## Stored data:
------------------------------------------------------------------------

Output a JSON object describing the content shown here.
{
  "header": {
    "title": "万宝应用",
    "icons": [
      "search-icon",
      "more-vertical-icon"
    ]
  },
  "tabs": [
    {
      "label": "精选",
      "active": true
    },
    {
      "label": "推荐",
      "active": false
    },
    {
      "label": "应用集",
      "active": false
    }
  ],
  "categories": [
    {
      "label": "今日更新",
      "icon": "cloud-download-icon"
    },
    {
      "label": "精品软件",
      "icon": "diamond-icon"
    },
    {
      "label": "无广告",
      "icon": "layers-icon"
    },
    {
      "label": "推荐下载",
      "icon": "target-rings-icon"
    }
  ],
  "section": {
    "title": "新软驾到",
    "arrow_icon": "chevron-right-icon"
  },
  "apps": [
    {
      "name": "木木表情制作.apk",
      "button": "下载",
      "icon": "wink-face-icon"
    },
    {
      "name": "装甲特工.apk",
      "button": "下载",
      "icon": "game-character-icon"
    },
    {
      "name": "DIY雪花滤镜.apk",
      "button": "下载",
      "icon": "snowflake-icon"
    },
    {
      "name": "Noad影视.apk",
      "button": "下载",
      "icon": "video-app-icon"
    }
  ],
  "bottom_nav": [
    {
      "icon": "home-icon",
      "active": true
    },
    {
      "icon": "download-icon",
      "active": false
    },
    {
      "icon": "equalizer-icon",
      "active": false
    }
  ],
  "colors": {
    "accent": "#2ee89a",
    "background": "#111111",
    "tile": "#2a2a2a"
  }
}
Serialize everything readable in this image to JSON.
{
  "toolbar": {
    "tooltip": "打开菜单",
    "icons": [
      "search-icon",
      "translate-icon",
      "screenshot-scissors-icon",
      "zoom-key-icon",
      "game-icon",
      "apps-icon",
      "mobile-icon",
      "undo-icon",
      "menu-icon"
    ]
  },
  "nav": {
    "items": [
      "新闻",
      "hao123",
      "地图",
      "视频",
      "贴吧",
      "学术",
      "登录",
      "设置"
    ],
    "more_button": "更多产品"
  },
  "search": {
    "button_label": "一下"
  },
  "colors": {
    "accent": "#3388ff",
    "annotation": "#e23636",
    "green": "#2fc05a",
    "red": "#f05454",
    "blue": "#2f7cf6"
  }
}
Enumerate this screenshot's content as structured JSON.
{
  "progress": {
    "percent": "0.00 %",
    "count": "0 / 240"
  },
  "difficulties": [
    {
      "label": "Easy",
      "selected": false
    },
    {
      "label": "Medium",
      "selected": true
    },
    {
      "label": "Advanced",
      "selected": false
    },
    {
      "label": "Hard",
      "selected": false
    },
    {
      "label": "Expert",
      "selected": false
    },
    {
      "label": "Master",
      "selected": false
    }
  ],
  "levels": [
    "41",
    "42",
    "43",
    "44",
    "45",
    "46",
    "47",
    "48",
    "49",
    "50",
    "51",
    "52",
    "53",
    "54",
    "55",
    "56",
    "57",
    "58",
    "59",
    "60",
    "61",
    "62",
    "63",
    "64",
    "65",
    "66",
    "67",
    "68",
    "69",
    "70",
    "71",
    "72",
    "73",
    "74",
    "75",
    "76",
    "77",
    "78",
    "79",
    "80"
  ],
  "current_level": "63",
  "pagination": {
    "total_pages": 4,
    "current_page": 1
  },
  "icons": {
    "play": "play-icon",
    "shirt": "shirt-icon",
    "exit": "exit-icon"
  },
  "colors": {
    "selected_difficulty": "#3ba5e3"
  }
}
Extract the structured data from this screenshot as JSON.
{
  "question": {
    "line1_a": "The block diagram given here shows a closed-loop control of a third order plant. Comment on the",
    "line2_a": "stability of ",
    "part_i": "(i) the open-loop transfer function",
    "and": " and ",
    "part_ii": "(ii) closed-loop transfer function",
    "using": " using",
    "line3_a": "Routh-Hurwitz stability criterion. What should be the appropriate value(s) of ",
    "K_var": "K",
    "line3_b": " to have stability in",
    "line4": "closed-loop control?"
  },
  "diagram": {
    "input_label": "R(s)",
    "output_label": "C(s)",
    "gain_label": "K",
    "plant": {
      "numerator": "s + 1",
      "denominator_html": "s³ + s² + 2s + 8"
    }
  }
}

------------------------------------------------------------------------

## Task directions:
Pick out the lines that include the word "diagram" and write them out.

## Response to this exercise:
    "line1_a": "The block diagram given here shows a closed-loop control of a third order plant. Comment on the",
  "diagram": {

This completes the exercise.